Count only the lines of the records that hold "화이트뮤직", then give the number without any other words.

◆ ◆ ◆

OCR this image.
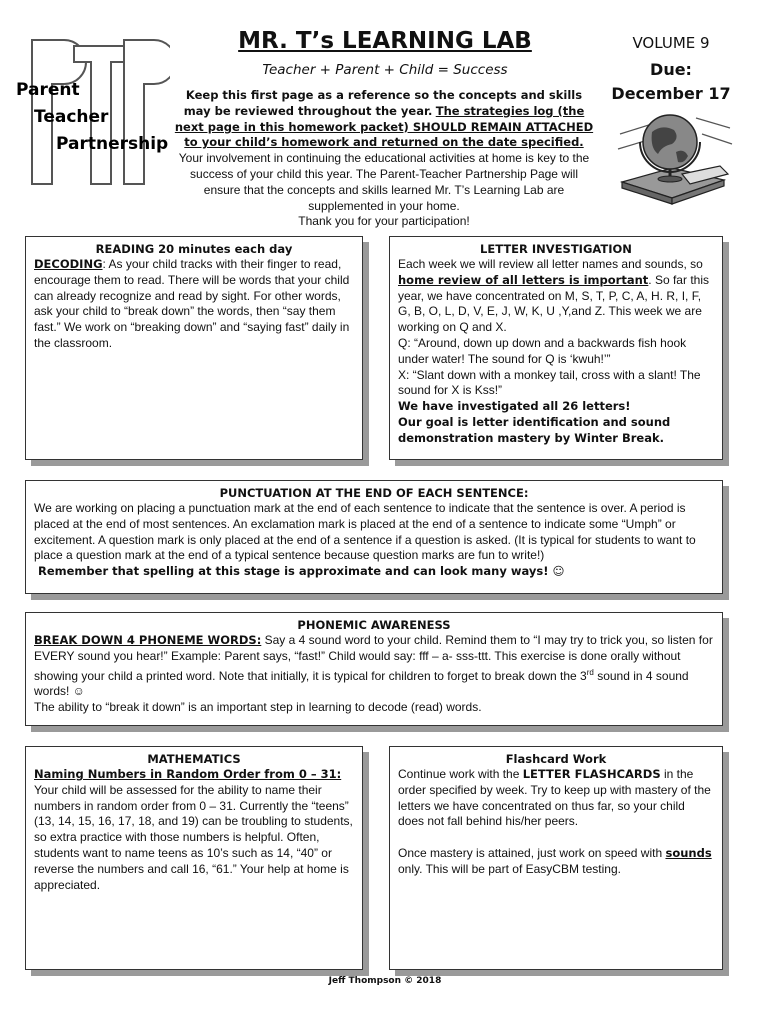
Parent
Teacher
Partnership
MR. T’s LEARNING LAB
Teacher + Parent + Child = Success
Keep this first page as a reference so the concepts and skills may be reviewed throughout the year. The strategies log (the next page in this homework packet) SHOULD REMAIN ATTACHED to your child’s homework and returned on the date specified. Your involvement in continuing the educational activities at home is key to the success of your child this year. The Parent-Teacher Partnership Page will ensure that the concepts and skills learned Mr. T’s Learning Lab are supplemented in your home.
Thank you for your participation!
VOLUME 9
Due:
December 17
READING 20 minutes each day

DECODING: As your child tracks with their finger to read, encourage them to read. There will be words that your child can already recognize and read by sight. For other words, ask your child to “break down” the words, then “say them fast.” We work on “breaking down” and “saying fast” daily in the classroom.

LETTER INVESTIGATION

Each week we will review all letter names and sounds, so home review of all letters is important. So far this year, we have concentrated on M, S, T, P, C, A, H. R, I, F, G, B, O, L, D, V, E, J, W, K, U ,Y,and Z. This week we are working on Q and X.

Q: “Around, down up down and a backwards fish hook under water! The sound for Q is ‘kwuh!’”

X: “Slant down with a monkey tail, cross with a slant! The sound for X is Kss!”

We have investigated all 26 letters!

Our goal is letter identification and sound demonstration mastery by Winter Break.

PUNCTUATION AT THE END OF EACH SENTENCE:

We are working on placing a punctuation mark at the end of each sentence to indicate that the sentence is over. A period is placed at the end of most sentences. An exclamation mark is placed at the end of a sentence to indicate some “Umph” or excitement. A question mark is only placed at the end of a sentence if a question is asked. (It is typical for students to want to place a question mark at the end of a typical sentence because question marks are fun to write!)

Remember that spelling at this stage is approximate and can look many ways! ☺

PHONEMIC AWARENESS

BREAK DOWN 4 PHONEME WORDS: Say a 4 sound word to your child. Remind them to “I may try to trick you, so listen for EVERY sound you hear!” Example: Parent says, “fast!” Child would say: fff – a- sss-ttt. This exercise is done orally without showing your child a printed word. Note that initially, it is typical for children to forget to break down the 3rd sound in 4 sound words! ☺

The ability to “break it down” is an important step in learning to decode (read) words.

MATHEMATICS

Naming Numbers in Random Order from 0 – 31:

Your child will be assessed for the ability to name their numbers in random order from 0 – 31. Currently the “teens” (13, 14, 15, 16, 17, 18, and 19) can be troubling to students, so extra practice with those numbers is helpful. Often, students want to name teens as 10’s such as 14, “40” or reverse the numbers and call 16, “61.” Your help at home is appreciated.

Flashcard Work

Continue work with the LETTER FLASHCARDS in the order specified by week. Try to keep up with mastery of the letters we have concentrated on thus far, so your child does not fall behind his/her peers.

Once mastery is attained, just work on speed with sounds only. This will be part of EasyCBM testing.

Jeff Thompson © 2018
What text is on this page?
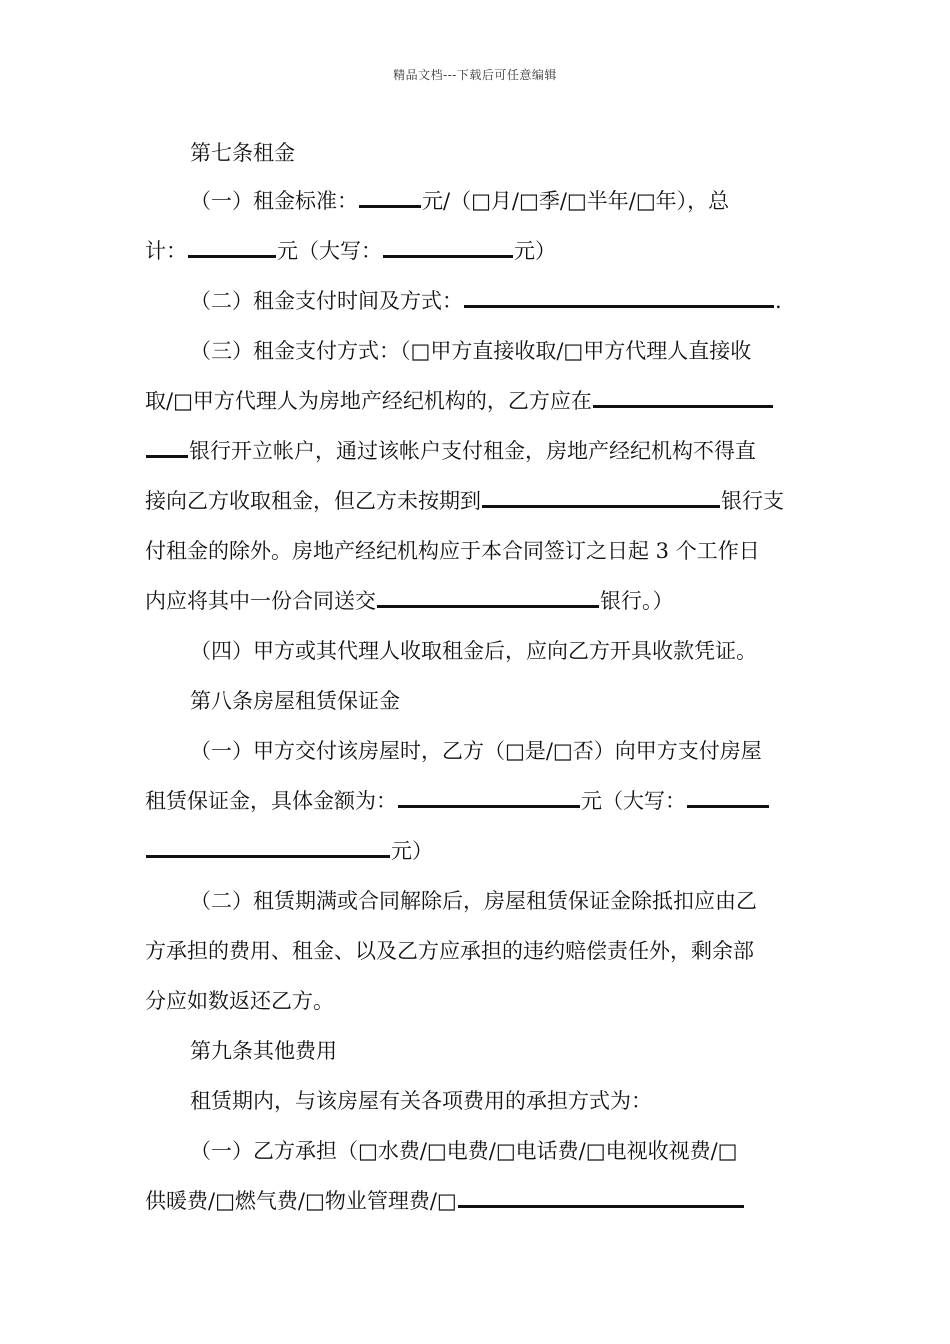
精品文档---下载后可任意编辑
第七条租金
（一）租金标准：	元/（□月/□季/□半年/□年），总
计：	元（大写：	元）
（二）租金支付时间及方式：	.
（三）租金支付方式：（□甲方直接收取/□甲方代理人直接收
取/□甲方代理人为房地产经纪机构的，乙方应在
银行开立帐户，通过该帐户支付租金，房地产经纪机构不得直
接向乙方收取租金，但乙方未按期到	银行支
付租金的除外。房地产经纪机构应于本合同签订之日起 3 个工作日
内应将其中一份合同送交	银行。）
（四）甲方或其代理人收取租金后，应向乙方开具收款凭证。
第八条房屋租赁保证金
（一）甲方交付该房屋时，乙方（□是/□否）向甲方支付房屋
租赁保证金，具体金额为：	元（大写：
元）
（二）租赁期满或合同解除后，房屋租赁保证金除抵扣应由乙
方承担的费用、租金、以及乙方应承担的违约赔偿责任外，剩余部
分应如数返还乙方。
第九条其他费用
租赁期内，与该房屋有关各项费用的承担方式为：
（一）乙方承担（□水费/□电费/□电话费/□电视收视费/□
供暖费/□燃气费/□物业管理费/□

◆ ◆ ◆

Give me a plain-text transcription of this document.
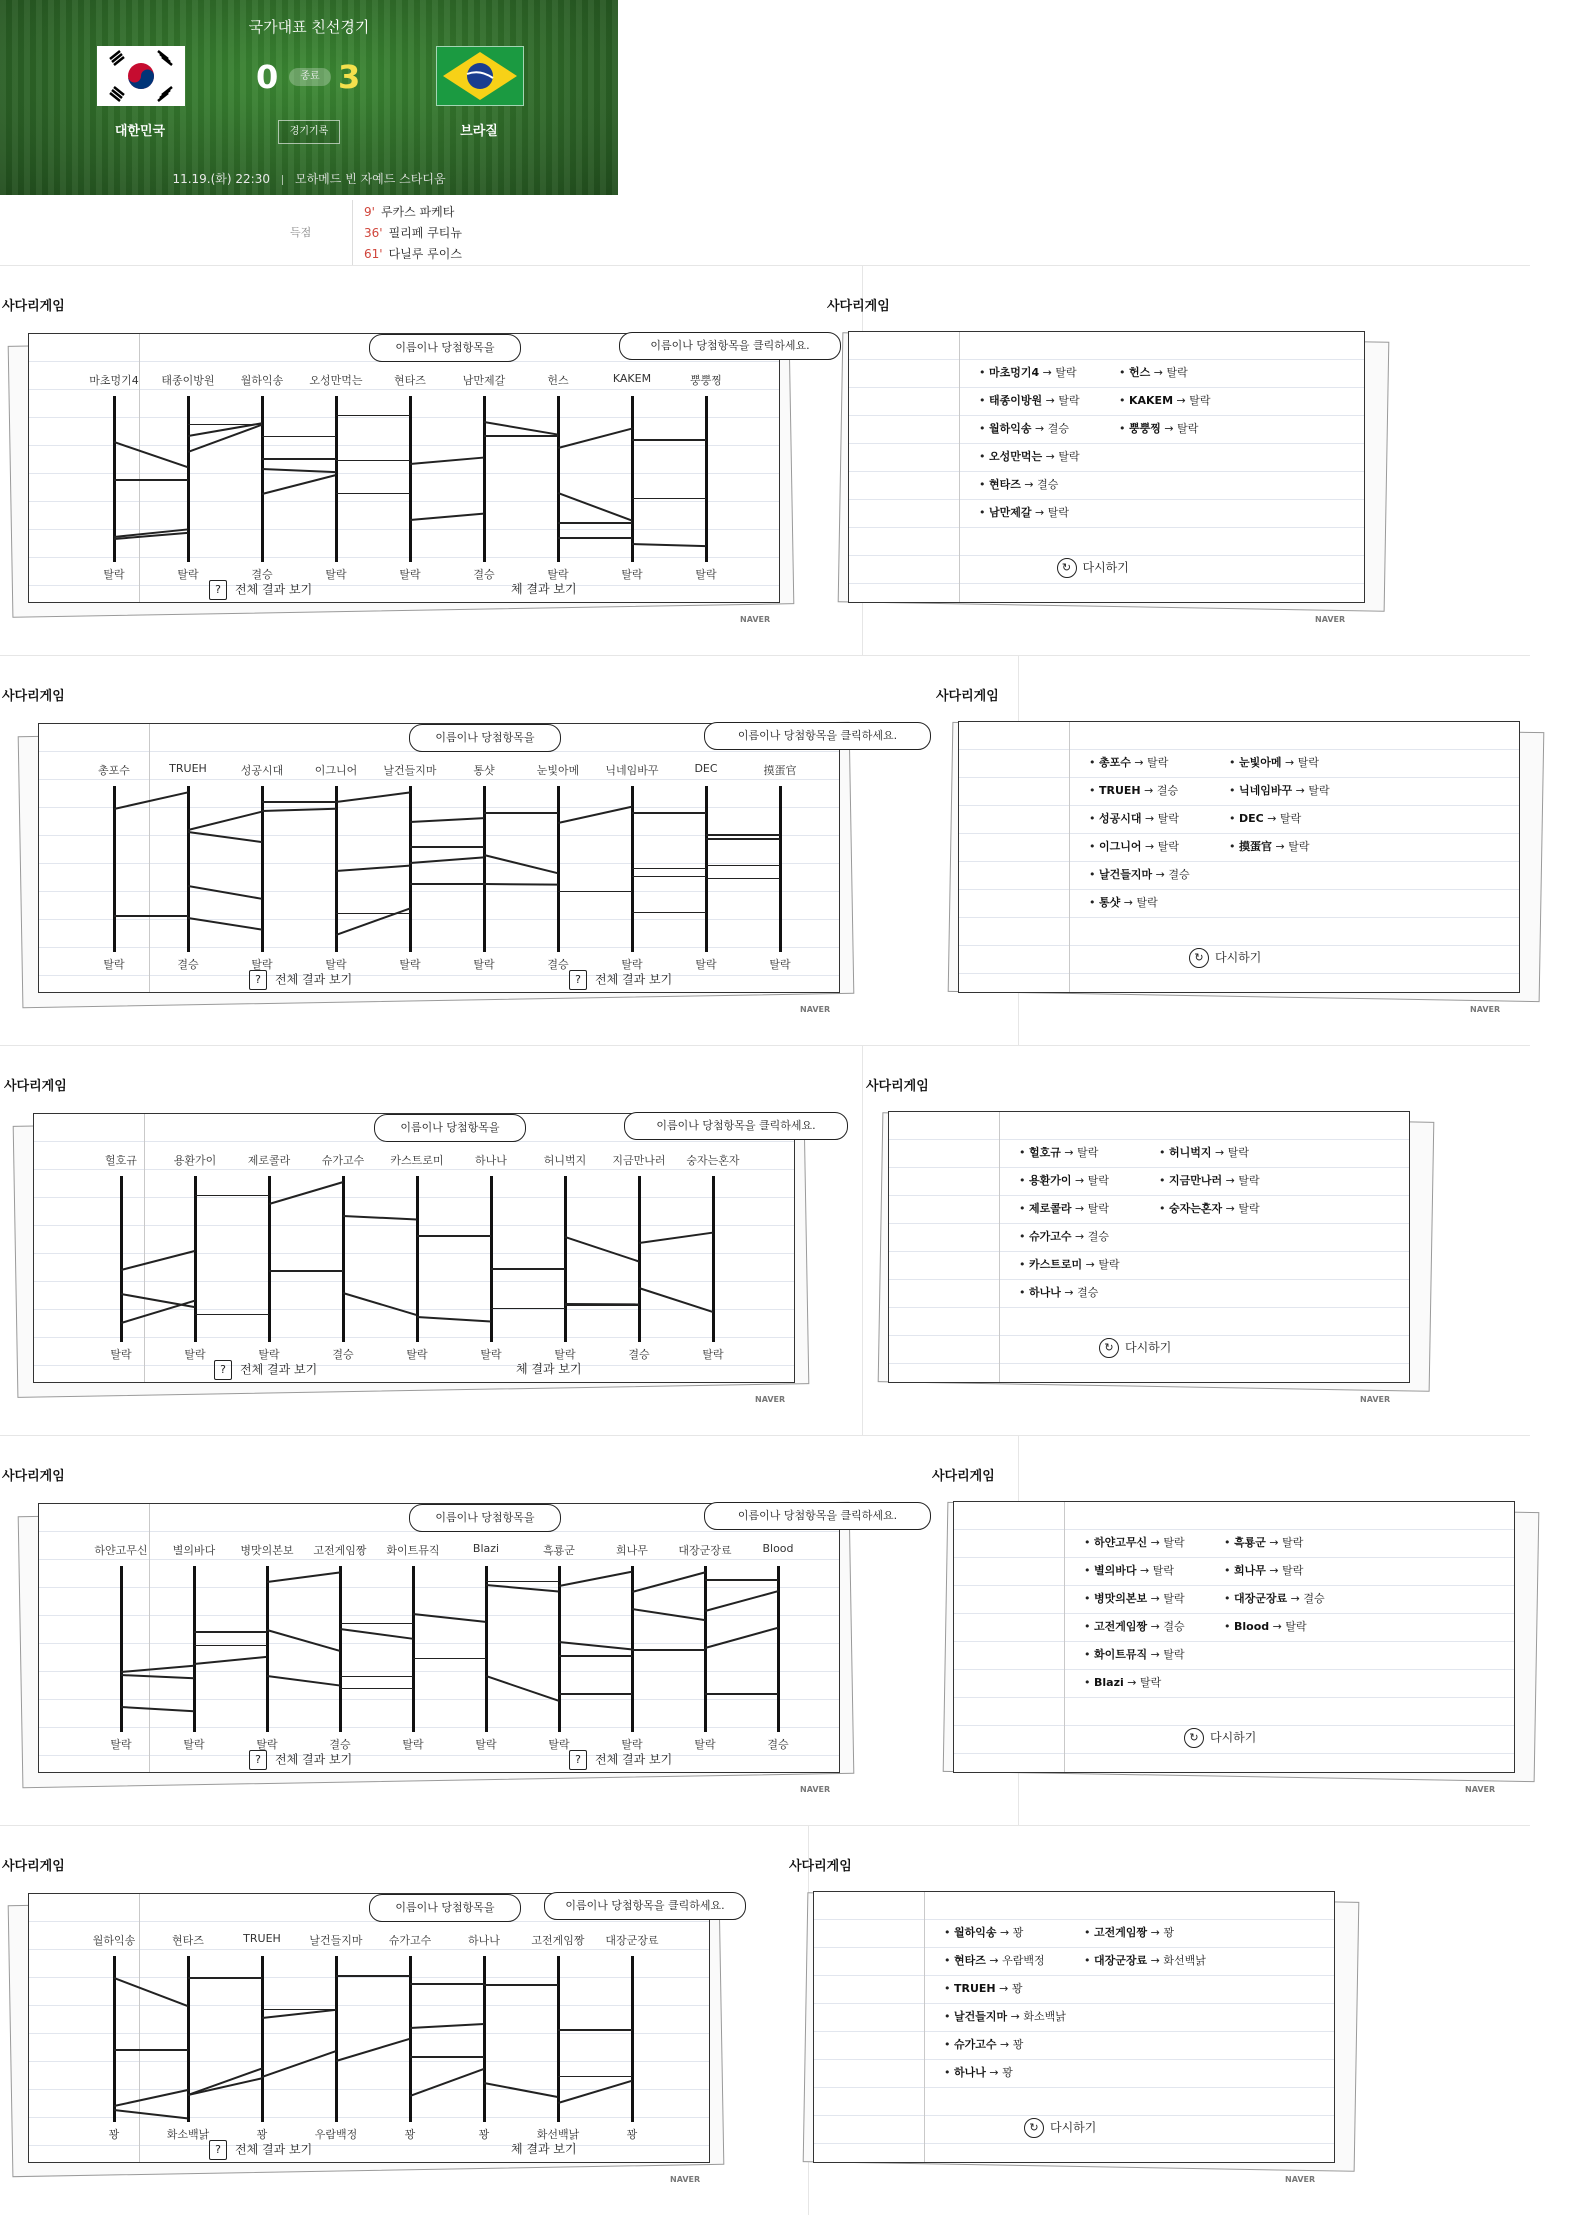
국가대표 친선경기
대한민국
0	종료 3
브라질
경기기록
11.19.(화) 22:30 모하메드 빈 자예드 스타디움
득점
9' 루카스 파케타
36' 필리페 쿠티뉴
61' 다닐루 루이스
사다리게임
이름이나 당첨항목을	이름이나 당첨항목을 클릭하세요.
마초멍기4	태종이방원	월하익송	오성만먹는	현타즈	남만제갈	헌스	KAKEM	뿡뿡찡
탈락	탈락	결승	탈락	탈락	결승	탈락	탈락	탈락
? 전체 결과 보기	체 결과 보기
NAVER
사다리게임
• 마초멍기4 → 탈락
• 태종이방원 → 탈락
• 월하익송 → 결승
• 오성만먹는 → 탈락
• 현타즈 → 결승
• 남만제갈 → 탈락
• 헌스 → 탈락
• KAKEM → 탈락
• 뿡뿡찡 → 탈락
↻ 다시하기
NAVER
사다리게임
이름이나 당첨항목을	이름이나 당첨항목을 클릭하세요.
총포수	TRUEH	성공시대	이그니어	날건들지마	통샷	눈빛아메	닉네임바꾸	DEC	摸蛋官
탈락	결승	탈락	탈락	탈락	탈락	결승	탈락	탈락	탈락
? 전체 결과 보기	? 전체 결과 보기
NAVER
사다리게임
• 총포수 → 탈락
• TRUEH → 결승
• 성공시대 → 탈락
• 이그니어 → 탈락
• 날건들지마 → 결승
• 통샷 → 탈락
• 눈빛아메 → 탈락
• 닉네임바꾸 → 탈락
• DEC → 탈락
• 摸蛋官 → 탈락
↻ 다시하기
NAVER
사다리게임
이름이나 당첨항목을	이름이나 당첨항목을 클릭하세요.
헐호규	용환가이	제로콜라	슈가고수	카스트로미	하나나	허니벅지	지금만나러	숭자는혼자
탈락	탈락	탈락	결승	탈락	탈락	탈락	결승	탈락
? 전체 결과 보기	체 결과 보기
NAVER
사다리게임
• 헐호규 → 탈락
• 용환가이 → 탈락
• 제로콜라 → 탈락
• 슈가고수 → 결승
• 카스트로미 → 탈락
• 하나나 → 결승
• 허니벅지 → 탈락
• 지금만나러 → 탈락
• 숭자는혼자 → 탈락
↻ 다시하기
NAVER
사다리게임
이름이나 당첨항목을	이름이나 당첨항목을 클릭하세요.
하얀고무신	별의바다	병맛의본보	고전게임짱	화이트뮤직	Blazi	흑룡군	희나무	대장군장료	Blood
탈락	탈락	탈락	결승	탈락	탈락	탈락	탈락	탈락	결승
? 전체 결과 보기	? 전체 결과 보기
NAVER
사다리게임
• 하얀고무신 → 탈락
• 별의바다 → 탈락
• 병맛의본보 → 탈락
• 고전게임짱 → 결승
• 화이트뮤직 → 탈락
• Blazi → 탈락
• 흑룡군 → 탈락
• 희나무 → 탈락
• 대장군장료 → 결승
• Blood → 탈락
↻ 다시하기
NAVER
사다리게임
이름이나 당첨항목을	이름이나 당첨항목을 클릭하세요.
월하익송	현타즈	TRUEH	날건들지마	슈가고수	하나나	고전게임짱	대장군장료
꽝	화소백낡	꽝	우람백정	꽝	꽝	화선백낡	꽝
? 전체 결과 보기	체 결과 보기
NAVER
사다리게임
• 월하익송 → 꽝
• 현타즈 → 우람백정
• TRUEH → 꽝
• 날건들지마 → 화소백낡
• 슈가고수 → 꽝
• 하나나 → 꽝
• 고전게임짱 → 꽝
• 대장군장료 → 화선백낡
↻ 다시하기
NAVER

◆ ◆ ◆

--- ANSWER BELOW ---
2